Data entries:
:::

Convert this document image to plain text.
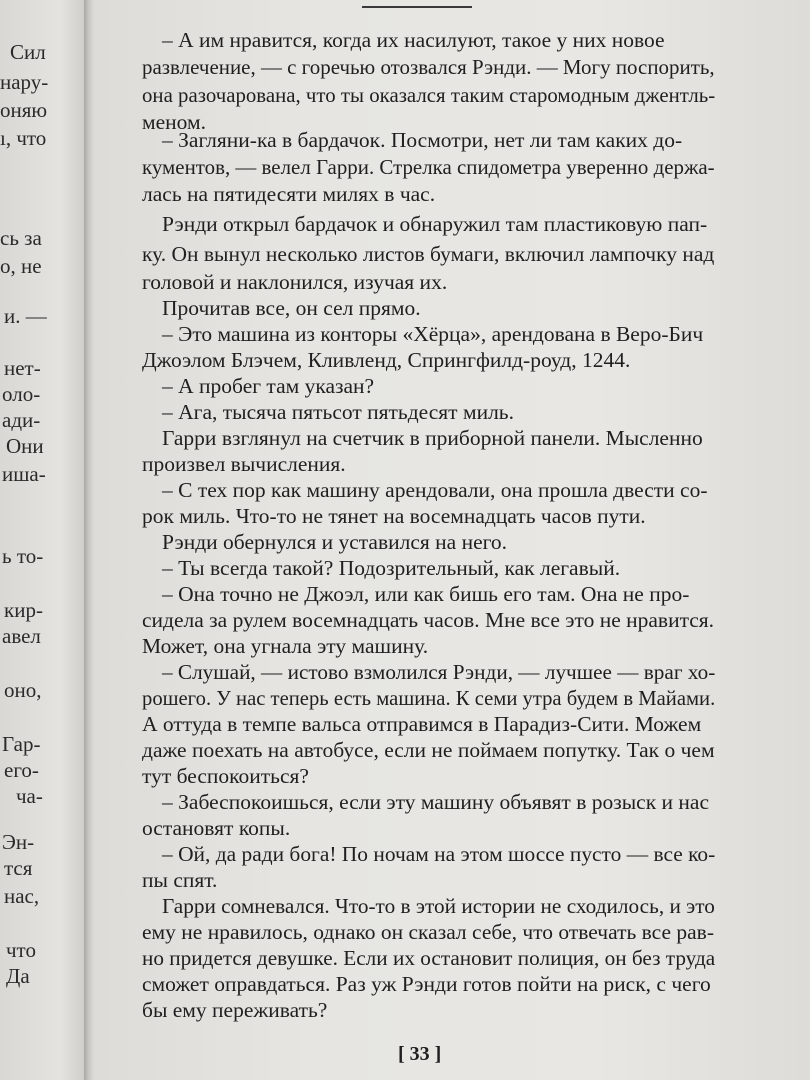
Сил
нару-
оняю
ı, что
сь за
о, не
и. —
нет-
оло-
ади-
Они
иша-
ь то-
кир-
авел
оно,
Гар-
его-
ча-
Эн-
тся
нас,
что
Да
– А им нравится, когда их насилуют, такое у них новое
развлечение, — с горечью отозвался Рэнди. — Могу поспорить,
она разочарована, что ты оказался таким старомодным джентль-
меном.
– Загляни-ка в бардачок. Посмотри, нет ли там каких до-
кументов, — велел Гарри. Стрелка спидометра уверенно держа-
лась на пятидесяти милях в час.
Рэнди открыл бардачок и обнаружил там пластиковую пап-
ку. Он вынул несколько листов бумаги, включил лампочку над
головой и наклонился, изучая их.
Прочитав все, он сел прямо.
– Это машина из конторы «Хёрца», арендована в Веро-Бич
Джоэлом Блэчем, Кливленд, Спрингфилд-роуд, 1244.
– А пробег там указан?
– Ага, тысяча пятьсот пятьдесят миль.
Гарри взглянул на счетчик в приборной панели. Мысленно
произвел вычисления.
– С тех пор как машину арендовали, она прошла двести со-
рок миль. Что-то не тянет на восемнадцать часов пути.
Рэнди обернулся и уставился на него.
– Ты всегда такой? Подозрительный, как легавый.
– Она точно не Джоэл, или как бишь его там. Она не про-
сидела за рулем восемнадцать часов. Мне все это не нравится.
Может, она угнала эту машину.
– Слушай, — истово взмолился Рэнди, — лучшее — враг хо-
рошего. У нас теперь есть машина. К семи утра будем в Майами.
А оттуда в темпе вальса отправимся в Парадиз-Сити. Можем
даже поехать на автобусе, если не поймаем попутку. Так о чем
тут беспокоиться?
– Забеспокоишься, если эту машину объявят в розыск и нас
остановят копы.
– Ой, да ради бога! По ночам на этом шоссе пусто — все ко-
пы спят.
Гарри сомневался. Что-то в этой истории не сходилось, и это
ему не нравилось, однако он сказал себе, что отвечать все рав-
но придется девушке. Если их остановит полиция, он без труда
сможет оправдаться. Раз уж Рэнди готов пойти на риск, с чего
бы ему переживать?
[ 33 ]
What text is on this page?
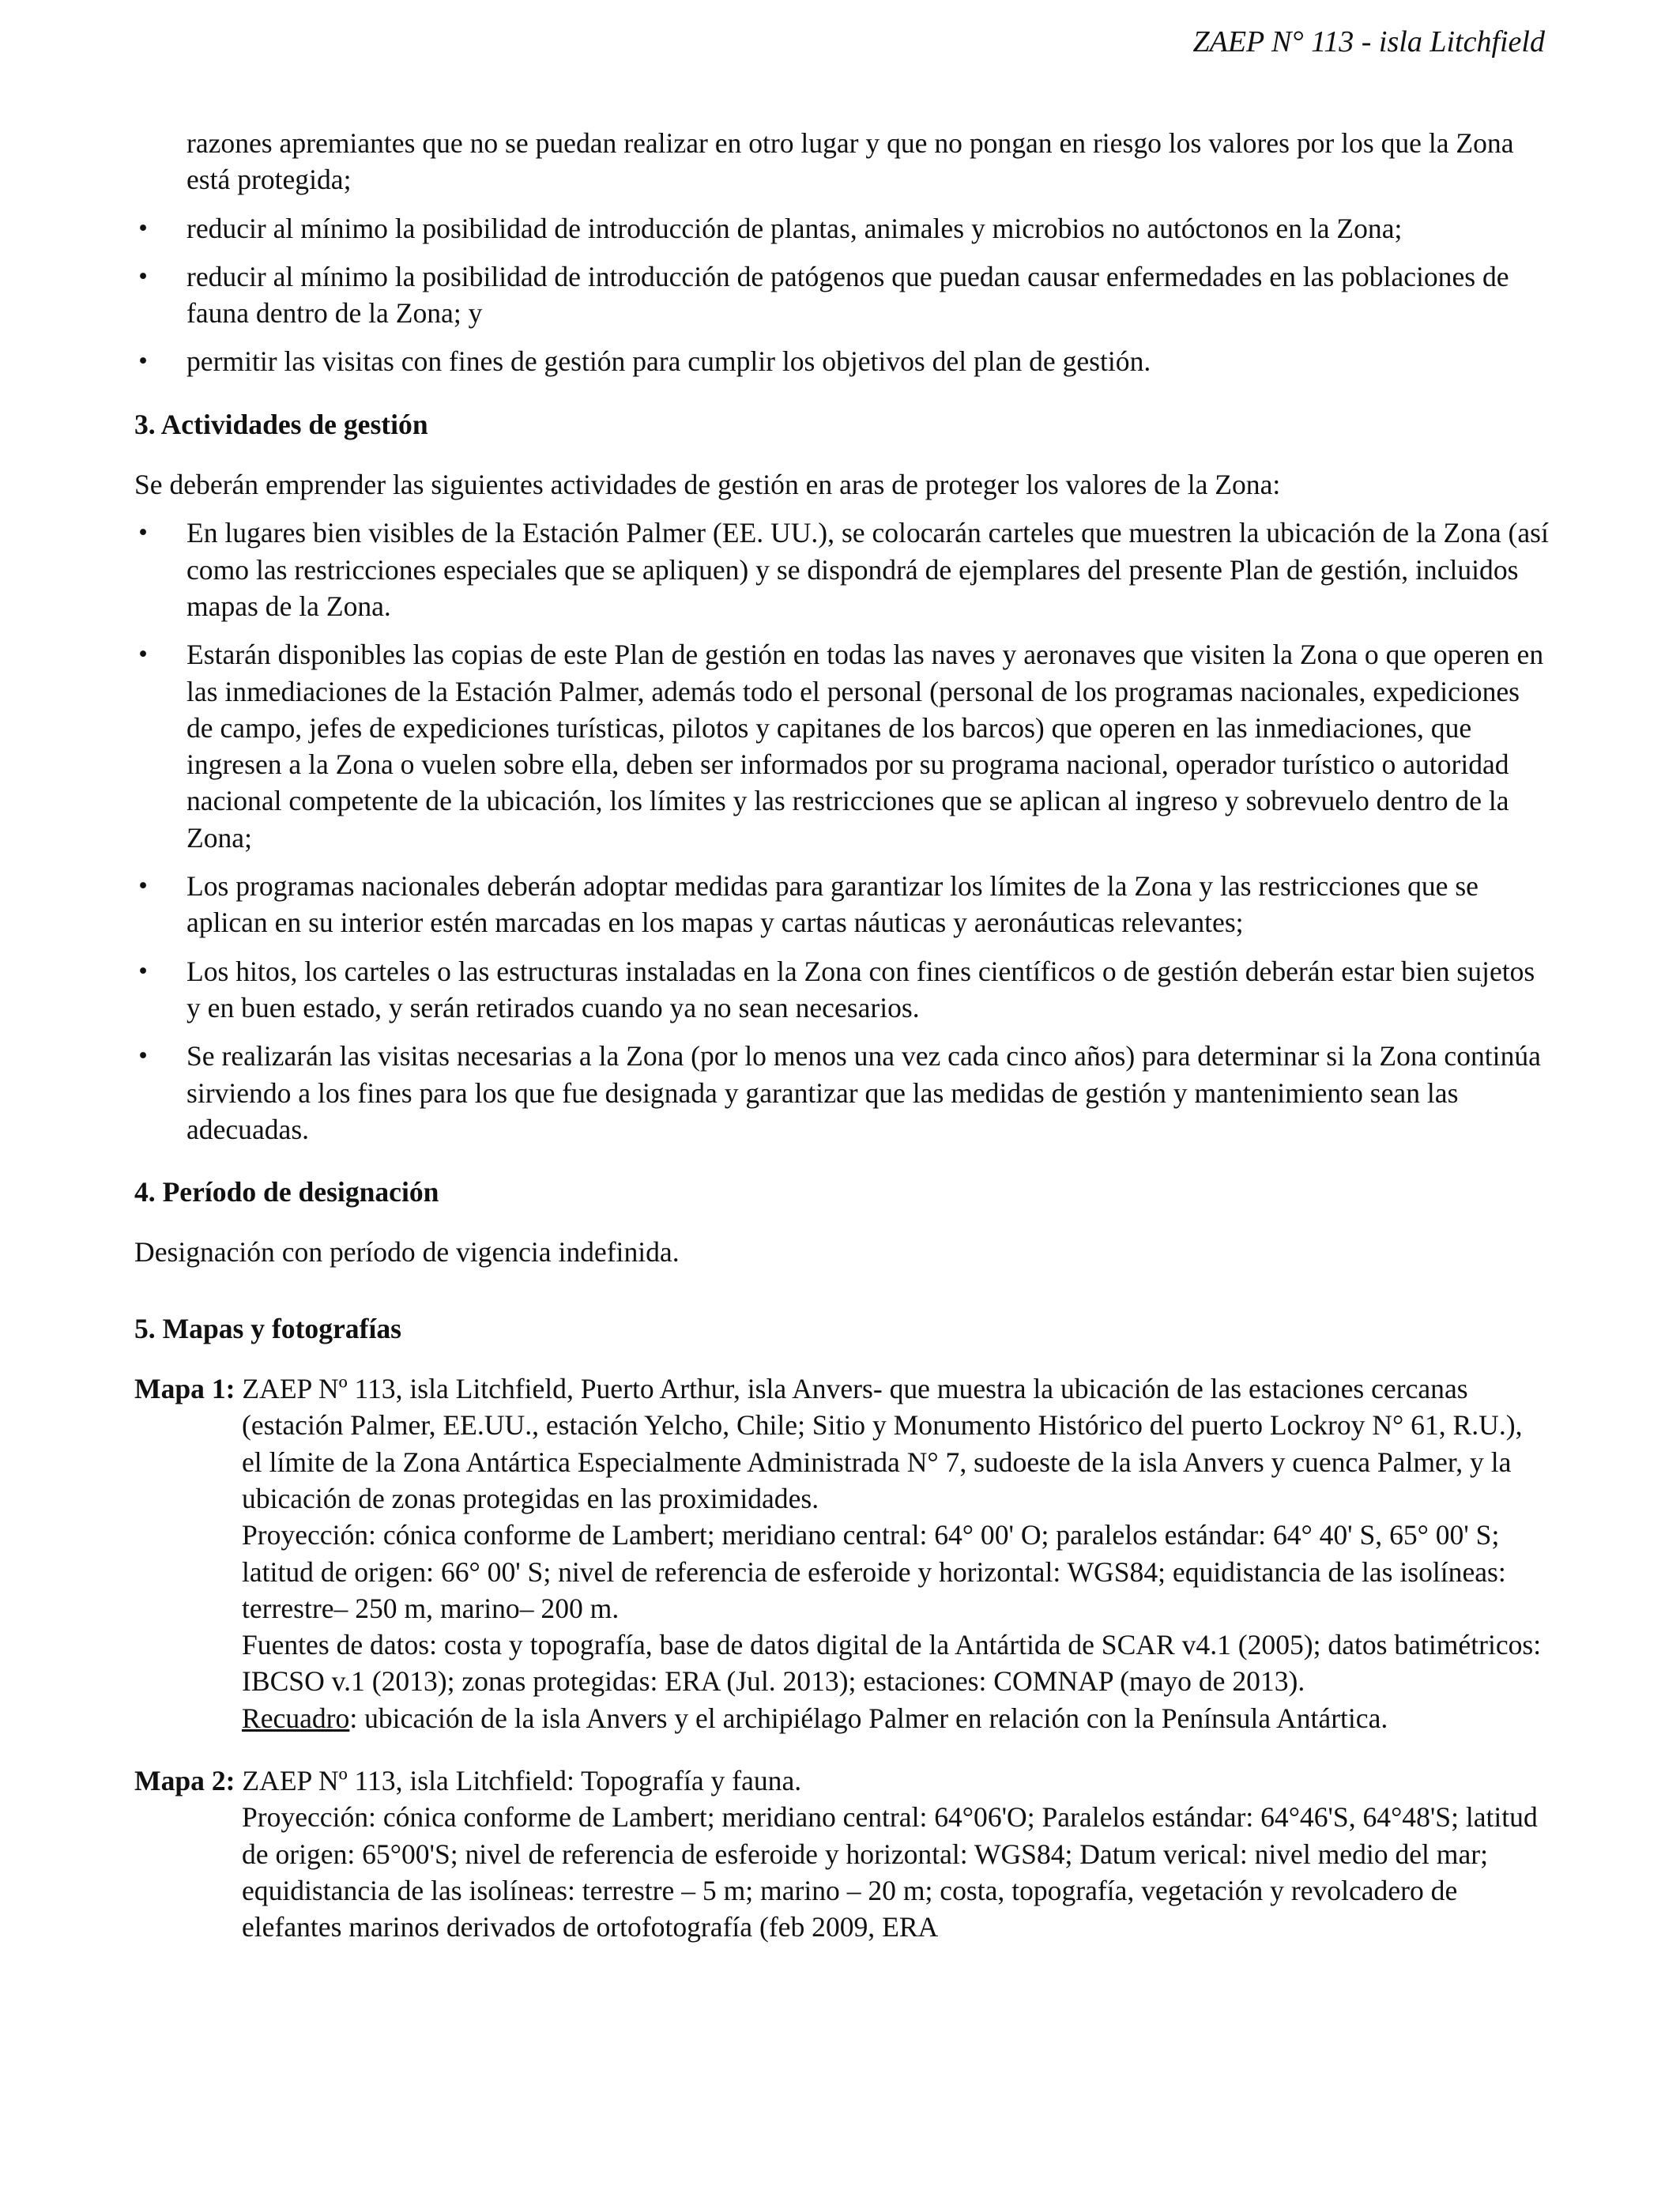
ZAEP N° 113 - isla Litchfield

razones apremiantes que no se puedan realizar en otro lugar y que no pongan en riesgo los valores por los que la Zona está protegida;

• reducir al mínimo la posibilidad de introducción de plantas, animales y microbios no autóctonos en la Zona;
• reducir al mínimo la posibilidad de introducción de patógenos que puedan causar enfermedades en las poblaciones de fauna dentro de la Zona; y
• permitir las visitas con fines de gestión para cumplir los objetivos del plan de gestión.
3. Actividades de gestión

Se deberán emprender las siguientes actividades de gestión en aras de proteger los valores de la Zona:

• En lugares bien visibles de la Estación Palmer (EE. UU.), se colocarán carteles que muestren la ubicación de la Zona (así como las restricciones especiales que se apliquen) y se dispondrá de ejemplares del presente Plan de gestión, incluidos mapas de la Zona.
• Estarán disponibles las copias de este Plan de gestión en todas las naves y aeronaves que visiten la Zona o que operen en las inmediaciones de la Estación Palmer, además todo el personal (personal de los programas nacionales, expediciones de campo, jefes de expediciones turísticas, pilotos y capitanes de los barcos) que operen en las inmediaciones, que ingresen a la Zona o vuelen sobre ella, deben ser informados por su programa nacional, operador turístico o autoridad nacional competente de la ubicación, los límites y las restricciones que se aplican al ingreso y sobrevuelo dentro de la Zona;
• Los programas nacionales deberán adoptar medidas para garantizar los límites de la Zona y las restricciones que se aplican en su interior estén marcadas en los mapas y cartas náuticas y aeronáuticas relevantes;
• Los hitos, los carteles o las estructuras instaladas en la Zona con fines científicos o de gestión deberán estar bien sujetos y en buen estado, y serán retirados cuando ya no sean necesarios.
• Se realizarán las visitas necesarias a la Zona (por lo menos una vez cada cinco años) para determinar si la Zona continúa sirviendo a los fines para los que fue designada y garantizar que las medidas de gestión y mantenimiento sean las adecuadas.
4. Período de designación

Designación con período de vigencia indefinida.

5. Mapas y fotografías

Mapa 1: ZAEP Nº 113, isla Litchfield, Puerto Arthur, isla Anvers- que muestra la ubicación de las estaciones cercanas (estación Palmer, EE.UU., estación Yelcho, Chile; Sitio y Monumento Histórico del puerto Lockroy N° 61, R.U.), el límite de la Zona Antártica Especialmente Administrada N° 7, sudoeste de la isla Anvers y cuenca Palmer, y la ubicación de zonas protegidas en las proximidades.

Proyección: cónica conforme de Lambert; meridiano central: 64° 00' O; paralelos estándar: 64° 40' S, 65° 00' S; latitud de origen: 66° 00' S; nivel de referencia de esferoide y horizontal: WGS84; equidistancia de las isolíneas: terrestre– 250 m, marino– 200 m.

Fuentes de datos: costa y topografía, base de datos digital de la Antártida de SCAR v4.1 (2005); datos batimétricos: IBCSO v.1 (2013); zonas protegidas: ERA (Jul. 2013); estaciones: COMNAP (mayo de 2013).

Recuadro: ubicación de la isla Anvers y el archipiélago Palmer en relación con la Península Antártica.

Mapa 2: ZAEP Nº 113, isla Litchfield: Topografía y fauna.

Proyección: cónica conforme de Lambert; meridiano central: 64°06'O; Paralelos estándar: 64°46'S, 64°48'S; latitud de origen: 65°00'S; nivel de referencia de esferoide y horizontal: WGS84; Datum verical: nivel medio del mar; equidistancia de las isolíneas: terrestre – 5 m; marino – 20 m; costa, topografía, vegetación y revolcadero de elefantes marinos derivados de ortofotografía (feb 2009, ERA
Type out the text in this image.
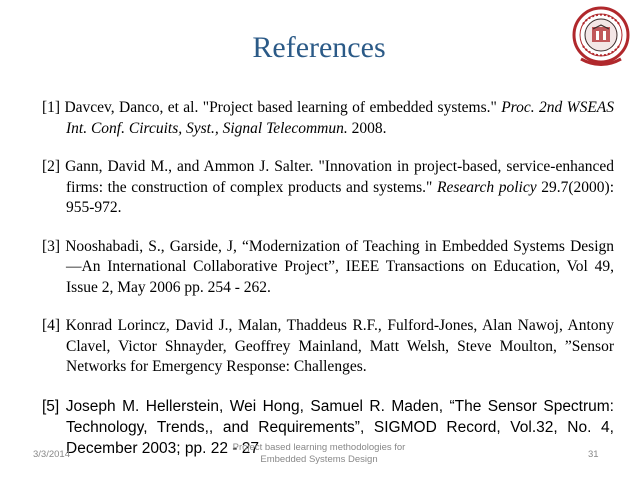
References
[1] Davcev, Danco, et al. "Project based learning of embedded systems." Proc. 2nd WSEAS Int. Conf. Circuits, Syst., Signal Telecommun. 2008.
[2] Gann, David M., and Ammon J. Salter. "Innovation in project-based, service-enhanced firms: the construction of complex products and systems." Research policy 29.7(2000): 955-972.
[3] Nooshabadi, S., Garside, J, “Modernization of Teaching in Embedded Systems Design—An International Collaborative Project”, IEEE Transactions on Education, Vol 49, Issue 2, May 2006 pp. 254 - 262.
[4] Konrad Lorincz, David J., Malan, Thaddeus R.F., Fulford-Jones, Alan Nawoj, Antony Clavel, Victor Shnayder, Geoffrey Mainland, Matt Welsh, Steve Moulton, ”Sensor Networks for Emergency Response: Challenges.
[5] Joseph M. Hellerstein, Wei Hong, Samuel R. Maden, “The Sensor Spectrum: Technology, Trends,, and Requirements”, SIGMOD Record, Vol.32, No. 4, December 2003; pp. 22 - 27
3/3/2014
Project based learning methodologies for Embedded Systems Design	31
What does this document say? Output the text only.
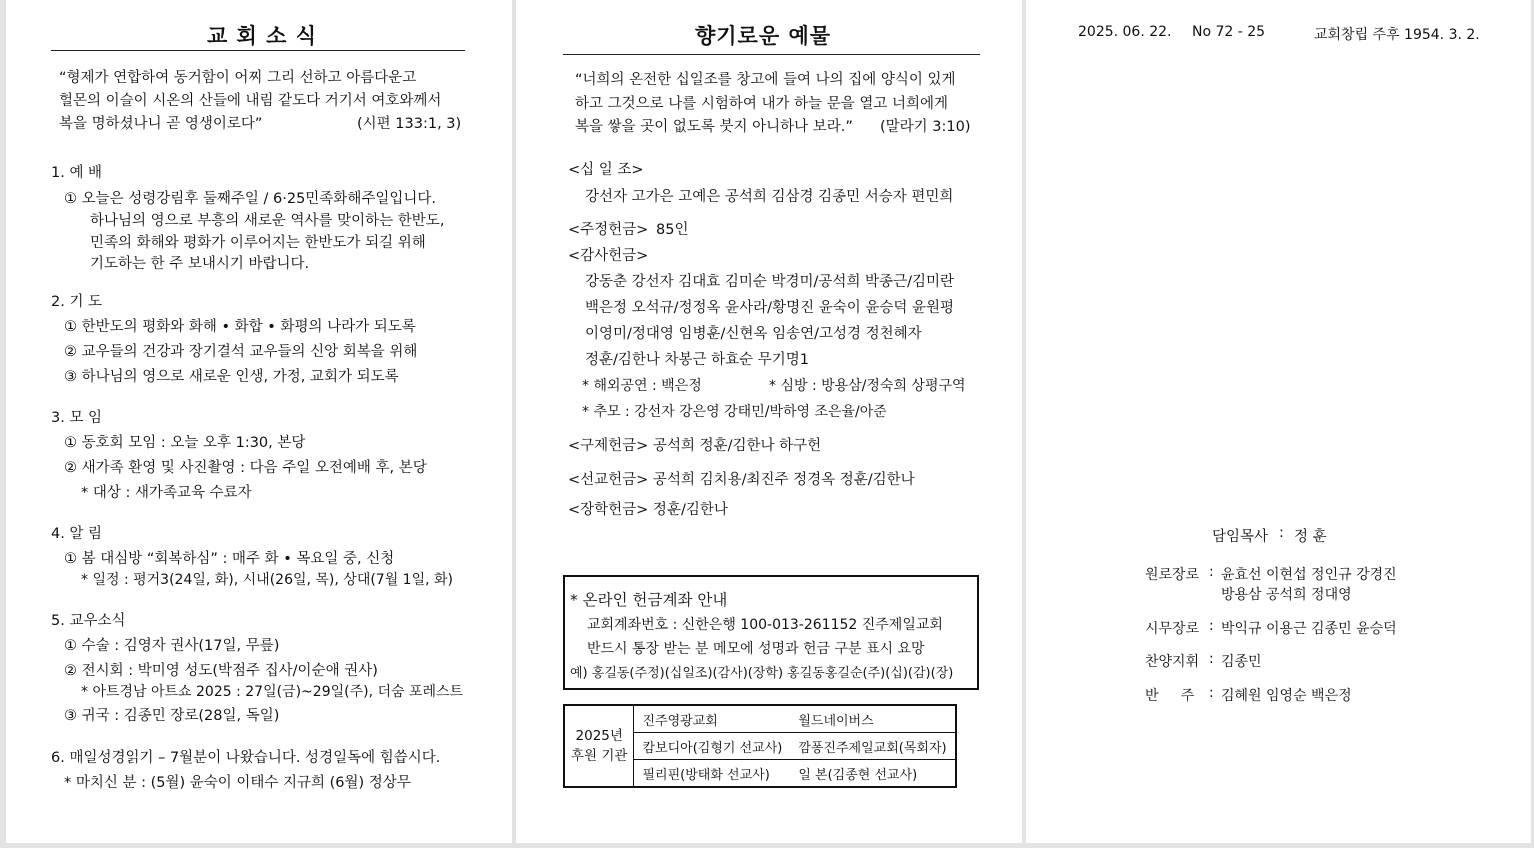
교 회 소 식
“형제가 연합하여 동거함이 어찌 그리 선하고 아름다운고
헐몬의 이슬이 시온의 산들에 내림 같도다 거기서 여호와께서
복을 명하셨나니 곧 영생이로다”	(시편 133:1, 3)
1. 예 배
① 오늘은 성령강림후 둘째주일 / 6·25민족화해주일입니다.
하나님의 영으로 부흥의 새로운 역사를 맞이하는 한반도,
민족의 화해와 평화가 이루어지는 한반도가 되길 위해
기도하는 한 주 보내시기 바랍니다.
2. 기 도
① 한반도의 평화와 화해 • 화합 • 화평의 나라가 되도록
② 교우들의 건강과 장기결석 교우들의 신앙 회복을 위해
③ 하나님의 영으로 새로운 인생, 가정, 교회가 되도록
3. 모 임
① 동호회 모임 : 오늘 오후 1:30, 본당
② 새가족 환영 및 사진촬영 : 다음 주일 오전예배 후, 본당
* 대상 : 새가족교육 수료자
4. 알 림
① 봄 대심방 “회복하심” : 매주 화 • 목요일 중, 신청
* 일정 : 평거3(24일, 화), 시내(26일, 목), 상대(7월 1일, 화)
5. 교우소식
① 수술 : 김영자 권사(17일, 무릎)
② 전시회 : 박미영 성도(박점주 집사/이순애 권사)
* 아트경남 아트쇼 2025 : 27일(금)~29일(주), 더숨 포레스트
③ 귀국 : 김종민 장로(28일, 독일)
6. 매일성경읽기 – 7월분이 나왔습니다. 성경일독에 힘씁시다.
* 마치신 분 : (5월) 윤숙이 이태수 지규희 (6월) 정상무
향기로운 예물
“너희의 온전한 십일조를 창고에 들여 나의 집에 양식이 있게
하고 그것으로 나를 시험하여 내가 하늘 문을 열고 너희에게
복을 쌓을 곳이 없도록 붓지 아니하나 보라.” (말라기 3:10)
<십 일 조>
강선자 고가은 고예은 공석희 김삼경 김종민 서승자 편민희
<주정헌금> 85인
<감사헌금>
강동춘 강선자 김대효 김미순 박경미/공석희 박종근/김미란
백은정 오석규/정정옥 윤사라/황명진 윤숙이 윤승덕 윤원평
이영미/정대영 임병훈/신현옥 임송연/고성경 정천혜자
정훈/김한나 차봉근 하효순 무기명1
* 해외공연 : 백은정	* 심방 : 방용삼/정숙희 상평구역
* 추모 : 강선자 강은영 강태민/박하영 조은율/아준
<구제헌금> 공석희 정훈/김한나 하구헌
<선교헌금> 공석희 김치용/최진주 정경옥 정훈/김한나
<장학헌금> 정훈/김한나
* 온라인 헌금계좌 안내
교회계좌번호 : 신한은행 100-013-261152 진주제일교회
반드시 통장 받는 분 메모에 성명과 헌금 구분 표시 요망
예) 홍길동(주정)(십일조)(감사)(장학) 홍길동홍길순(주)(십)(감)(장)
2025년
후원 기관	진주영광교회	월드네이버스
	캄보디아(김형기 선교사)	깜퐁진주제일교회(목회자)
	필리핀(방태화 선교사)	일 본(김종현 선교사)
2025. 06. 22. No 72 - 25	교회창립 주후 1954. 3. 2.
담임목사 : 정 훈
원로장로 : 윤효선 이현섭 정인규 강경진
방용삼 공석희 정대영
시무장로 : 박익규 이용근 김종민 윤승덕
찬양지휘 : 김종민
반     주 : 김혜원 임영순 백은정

:::

• [REQUIREMENT]
Say how many lines hold the word "David", giving the number and nothing else.

• [RESPONSE]
2